** Begin EXTRACTED DATA **
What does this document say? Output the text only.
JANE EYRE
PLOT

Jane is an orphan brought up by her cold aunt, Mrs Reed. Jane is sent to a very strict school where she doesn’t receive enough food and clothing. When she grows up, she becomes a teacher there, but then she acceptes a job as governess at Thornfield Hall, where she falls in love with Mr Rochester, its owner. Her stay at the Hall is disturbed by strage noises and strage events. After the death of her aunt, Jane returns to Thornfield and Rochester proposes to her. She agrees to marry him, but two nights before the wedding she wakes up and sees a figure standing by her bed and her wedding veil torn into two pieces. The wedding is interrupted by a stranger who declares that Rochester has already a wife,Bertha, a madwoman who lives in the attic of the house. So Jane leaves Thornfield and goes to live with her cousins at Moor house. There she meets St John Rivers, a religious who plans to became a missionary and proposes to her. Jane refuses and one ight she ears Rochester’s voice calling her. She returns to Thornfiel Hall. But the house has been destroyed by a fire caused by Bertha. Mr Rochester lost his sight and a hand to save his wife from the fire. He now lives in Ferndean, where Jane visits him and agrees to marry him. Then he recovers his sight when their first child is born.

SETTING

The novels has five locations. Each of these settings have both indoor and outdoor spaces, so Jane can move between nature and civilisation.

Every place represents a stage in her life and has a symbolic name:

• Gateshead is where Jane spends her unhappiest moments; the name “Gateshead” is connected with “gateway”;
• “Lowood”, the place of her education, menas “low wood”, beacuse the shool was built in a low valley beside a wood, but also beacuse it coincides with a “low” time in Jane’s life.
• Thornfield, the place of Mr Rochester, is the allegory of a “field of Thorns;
** End EXTRACTED DATA **
▶ **WRITTEN INSTRUCTION**
Write the material out again in its entirety, exactly as shown.

▶ **ANSWER TO THIS EXERCISE**
What does this document say? Output the text only.
JANE EYRE
PLOT

Jane is an orphan brought up by her cold aunt, Mrs Reed. Jane is sent to a very strict school where she doesn’t receive enough food and clothing. When she grows up, she becomes a teacher there, but then she acceptes a job as governess at Thornfield Hall, where she falls in love with Mr Rochester, its owner. Her stay at the Hall is disturbed by strage noises and strage events. After the death of her aunt, Jane returns to Thornfield and Rochester proposes to her. She agrees to marry him, but two nights before the wedding she wakes up and sees a figure standing by her bed and her wedding veil torn into two pieces. The wedding is interrupted by a stranger who declares that Rochester has already a wife,Bertha, a madwoman who lives in the attic of the house. So Jane leaves Thornfield and goes to live with her cousins at Moor house. There she meets St John Rivers, a religious who plans to became a missionary and proposes to her. Jane refuses and one ight she ears Rochester’s voice calling her. She returns to Thornfiel Hall. But the house has been destroyed by a fire caused by Bertha. Mr Rochester lost his sight and a hand to save his wife from the fire. He now lives in Ferndean, where Jane visits him and agrees to marry him. Then he recovers his sight when their first child is born.

SETTING

The novels has five locations. Each of these settings have both indoor and outdoor spaces, so Jane can move between nature and civilisation.

Every place represents a stage in her life and has a symbolic name:

• Gateshead is where Jane spends her unhappiest moments; the name “Gateshead” is connected with “gateway”;
• “Lowood”, the place of her education, menas “low wood”, beacuse the shool was built in a low valley beside a wood, but also beacuse it coincides with a “low” time in Jane’s life.
• Thornfield, the place of Mr Rochester, is the allegory of a “field of Thorns;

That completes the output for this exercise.